start Supplied information

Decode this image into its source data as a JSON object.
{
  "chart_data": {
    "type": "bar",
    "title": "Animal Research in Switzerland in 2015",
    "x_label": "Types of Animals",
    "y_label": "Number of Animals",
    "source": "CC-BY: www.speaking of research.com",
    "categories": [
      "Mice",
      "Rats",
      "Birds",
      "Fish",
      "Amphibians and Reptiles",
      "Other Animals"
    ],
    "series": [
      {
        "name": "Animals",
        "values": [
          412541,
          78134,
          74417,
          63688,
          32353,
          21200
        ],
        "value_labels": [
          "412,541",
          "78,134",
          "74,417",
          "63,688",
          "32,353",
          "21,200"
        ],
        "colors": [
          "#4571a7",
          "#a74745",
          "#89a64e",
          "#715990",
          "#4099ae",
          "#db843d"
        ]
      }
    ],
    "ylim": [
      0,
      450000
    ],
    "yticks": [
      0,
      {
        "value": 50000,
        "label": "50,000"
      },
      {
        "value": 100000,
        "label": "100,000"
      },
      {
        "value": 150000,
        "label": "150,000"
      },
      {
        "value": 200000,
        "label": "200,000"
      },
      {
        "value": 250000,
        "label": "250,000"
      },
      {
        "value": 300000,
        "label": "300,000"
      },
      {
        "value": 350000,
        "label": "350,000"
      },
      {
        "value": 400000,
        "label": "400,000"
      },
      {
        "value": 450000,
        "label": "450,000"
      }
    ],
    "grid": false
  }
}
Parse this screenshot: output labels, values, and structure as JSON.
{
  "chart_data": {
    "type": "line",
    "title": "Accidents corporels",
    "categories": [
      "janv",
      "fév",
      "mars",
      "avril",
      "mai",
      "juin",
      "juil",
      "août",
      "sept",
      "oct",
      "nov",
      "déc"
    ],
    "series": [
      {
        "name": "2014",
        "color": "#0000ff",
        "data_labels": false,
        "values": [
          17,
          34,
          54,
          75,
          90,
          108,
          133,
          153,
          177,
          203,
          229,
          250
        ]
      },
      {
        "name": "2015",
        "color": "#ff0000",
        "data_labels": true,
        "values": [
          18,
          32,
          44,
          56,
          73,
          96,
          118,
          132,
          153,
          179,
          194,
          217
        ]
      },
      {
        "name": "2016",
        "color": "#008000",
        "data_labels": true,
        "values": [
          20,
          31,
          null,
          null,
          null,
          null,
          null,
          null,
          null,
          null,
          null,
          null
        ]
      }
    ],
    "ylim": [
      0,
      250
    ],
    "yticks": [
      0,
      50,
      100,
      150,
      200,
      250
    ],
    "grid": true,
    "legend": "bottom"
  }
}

end Supplied information

• **Task directions**
All of the entries must be quoted exactly; please include each one.

• **Answer to this problem**
Decode this image into its source data as a JSON object.
{
  "chart_data": {
    "type": "bar",
    "title": "Animal Research in Switzerland in 2015",
    "x_label": "Types of Animals",
    "y_label": "Number of Animals",
    "source": "CC-BY: www.speaking of research.com",
    "categories": [
      "Mice",
      "Rats",
      "Birds",
      "Fish",
      "Amphibians and Reptiles",
      "Other Animals"
    ],
    "series": [
      {
        "name": "Animals",
        "values": [
          412541,
          78134,
          74417,
          63688,
          32353,
          21200
        ],
        "value_labels": [
          "412,541",
          "78,134",
          "74,417",
          "63,688",
          "32,353",
          "21,200"
        ],
        "colors": [
          "#4571a7",
          "#a74745",
          "#89a64e",
          "#715990",
          "#4099ae",
          "#db843d"
        ]
      }
    ],
    "ylim": [
      0,
      450000
    ],
    "yticks": [
      0,
      {
        "value": 50000,
        "label": "50,000"
      },
      {
        "value": 100000,
        "label": "100,000"
      },
      {
        "value": 150000,
        "label": "150,000"
      },
      {
        "value": 200000,
        "label": "200,000"
      },
      {
        "value": 250000,
        "label": "250,000"
      },
      {
        "value": 300000,
        "label": "300,000"
      },
      {
        "value": 350000,
        "label": "350,000"
      },
      {
        "value": 400000,
        "label": "400,000"
      },
      {
        "value": 450000,
        "label": "450,000"
      }
    ],
    "grid": false
  }
}
Parse this screenshot: output labels, values, and structure as JSON.
{
  "chart_data": {
    "type": "line",
    "title": "Accidents corporels",
    "categories": [
      "janv",
      "fév",
      "mars",
      "avril",
      "mai",
      "juin",
      "juil",
      "août",
      "sept",
      "oct",
      "nov",
      "déc"
    ],
    "series": [
      {
        "name": "2014",
        "color": "#0000ff",
        "data_labels": false,
        "values": [
          17,
          34,
          54,
          75,
          90,
          108,
          133,
          153,
          177,
          203,
          229,
          250
        ]
      },
      {
        "name": "2015",
        "color": "#ff0000",
        "data_labels": true,
        "values": [
          18,
          32,
          44,
          56,
          73,
          96,
          118,
          132,
          153,
          179,
          194,
          217
        ]
      },
      {
        "name": "2016",
        "color": "#008000",
        "data_labels": true,
        "values": [
          20,
          31,
          null,
          null,
          null,
          null,
          null,
          null,
          null,
          null,
          null,
          null
        ]
      }
    ],
    "ylim": [
      0,
      250
    ],
    "yticks": [
      0,
      50,
      100,
      150,
      200,
      250
    ],
    "grid": true,
    "legend": "bottom"
  }
}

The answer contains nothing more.